◆ WHAT TO DO:
Can you transcribe the records verbatim, starting from their first line and stopping after the line that contains "- back-button[interactable]: [14, 14, 46, 46]"?
Begin MATERIAL FOR THIS EXERCISE
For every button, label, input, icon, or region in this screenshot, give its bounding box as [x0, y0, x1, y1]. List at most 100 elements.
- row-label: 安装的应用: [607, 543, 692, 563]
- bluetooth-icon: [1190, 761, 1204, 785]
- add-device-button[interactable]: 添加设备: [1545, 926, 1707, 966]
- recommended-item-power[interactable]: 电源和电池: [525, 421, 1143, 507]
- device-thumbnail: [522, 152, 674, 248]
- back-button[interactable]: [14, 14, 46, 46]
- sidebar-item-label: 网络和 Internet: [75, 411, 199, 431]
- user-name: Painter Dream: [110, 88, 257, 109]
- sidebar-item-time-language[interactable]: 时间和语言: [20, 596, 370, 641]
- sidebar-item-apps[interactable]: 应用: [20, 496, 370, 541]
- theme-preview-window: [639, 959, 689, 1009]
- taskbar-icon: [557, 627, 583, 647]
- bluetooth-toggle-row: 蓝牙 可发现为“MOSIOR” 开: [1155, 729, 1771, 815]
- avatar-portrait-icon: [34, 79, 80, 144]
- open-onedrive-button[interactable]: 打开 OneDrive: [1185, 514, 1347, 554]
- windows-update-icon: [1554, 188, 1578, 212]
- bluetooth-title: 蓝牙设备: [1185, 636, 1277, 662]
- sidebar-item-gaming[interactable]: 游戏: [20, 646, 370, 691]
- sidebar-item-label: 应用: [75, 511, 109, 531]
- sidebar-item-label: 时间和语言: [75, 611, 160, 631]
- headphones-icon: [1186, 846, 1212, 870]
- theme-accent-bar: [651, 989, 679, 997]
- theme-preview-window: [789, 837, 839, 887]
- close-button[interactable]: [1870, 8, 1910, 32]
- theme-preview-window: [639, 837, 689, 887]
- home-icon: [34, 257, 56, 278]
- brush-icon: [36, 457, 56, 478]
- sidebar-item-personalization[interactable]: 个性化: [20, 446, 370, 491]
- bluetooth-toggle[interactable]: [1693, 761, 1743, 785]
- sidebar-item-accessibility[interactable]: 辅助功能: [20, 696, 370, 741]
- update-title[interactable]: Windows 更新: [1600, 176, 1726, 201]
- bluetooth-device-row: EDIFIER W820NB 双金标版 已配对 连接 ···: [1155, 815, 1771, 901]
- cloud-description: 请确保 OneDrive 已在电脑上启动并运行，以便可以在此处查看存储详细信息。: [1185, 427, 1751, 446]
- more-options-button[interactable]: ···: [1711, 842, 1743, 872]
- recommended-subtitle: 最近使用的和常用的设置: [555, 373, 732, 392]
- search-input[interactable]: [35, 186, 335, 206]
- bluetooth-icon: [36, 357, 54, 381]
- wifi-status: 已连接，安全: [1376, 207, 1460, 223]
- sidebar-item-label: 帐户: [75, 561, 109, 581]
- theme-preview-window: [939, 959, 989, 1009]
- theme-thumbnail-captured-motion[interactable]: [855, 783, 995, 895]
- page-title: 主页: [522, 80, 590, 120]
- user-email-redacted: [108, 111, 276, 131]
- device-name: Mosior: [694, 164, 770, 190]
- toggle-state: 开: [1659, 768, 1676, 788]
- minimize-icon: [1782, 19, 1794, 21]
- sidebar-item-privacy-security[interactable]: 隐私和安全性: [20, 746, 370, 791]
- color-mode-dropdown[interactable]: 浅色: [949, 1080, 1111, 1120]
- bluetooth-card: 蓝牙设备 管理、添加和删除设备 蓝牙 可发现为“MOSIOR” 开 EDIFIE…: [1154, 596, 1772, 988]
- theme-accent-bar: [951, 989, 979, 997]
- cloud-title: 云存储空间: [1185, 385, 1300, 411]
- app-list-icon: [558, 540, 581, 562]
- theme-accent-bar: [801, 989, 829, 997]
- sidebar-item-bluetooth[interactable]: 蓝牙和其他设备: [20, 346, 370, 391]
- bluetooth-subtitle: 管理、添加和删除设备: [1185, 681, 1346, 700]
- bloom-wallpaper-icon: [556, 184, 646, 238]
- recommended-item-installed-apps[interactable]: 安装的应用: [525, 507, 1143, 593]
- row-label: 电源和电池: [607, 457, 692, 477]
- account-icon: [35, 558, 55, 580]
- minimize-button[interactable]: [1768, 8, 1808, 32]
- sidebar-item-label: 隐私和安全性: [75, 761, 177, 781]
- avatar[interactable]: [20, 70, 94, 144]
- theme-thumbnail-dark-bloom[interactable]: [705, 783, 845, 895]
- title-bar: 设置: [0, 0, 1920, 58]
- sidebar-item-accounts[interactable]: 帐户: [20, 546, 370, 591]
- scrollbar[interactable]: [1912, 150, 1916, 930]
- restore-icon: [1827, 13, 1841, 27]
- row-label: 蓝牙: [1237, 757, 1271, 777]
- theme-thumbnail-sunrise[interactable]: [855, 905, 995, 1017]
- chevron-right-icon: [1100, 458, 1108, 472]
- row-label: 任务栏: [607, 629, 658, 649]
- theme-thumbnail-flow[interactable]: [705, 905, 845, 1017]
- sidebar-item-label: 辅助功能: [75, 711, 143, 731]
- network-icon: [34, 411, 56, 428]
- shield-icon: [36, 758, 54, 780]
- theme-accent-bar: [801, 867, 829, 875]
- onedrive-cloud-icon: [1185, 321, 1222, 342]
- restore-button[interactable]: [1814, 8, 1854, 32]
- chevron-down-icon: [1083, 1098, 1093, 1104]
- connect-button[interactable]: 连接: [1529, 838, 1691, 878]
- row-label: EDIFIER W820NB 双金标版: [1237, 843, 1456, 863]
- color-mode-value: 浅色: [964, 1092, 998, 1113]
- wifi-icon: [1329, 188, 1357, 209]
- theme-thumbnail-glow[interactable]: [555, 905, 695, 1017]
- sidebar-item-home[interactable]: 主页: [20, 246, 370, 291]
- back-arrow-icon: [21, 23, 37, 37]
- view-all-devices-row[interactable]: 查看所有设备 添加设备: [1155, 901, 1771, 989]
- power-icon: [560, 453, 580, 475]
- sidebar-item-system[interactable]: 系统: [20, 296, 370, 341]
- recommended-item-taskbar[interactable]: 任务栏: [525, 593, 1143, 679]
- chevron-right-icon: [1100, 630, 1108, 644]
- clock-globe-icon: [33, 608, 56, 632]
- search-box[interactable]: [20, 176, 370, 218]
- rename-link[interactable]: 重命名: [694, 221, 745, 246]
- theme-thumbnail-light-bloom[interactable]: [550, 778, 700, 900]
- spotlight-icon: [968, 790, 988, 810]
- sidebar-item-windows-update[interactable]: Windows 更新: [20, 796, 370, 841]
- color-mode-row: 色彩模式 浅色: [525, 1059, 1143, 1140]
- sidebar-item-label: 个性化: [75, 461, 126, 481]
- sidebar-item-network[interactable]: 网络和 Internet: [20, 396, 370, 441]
End MATERIAL FOR THIS EXERCISE
◆ FULL SOLUTION:
For every button, label, input, icon, or region in this screenshot, give its bounding box as [x0, y0, x1, y1]. List at most 100 elements.
- row-label: 安装的应用: [607, 543, 692, 563]
- bluetooth-icon: [1190, 761, 1204, 785]
- add-device-button[interactable]: 添加设备: [1545, 926, 1707, 966]
- recommended-item-power[interactable]: 电源和电池: [525, 421, 1143, 507]
- device-thumbnail: [522, 152, 674, 248]
- back-button[interactable]: [14, 14, 46, 46]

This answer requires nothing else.